» Instructions to follow: Copy out each line exactly as it appears.

•••••

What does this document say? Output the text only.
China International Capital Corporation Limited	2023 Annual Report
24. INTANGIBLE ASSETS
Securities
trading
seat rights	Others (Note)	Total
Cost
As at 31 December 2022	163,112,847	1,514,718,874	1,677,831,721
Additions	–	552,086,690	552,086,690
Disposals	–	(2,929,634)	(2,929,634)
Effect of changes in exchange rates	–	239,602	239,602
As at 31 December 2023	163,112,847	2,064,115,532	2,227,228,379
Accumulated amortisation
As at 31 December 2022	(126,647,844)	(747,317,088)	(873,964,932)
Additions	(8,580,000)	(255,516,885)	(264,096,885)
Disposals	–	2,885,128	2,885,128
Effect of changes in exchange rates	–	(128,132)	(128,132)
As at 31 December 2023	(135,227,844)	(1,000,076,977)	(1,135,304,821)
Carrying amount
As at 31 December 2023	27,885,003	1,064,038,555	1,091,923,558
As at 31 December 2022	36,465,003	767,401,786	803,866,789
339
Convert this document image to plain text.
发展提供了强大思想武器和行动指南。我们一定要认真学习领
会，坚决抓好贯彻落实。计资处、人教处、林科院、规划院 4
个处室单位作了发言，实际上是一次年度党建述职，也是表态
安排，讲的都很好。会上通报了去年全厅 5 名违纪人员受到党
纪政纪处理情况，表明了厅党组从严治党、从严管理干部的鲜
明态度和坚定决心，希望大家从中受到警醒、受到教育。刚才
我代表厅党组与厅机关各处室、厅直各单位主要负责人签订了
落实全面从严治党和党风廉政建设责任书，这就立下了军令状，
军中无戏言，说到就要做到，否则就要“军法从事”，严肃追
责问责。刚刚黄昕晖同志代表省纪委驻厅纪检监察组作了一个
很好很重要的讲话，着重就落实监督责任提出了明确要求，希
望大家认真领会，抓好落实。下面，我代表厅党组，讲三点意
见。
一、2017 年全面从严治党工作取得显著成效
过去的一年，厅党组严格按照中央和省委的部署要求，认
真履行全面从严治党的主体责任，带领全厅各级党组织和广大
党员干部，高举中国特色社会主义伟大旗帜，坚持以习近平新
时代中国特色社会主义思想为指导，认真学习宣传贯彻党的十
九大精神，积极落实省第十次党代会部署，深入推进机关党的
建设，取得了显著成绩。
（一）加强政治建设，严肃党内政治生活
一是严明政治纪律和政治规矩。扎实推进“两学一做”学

•••••

» Task solution:
What does this document say? Output the text only.
China International Capital Corporation Limited	2023 Annual Report
24. INTANGIBLE ASSETS
Securities
trading
seat rights	Others (Note)	Total
Cost
As at 31 December 2022	163,112,847	1,514,718,874	1,677,831,721
Additions	–	552,086,690	552,086,690
Disposals	–	(2,929,634)	(2,929,634)
Effect of changes in exchange rates	–	239,602	239,602
As at 31 December 2023	163,112,847	2,064,115,532	2,227,228,379
Accumulated amortisation
As at 31 December 2022	(126,647,844)	(747,317,088)	(873,964,932)
Additions	(8,580,000)	(255,516,885)	(264,096,885)
Disposals	–	2,885,128	2,885,128
Effect of changes in exchange rates	–	(128,132)	(128,132)
As at 31 December 2023	(135,227,844)	(1,000,076,977)	(1,135,304,821)
Carrying amount
As at 31 December 2023	27,885,003	1,064,038,555	1,091,923,558
As at 31 December 2022	36,465,003	767,401,786	803,866,789
339
Convert this document image to plain text.
发展提供了强大思想武器和行动指南。我们一定要认真学习领
会，坚决抓好贯彻落实。计资处、人教处、林科院、规划院 4
个处室单位作了发言，实际上是一次年度党建述职，也是表态
安排，讲的都很好。会上通报了去年全厅 5 名违纪人员受到党
纪政纪处理情况，表明了厅党组从严治党、从严管理干部的鲜
明态度和坚定决心，希望大家从中受到警醒、受到教育。刚才
我代表厅党组与厅机关各处室、厅直各单位主要负责人签订了
落实全面从严治党和党风廉政建设责任书，这就立下了军令状，
军中无戏言，说到就要做到，否则就要“军法从事”，严肃追
责问责。刚刚黄昕晖同志代表省纪委驻厅纪检监察组作了一个
很好很重要的讲话，着重就落实监督责任提出了明确要求，希
望大家认真领会，抓好落实。下面，我代表厅党组，讲三点意
见。
一、2017 年全面从严治党工作取得显著成效
过去的一年，厅党组严格按照中央和省委的部署要求，认
真履行全面从严治党的主体责任，带领全厅各级党组织和广大
党员干部，高举中国特色社会主义伟大旗帜，坚持以习近平新
时代中国特色社会主义思想为指导，认真学习宣传贯彻党的十
九大精神，积极落实省第十次党代会部署，深入推进机关党的
建设，取得了显著成绩。
（一）加强政治建设，严肃党内政治生活
一是严明政治纪律和政治规矩。扎实推进“两学一做”学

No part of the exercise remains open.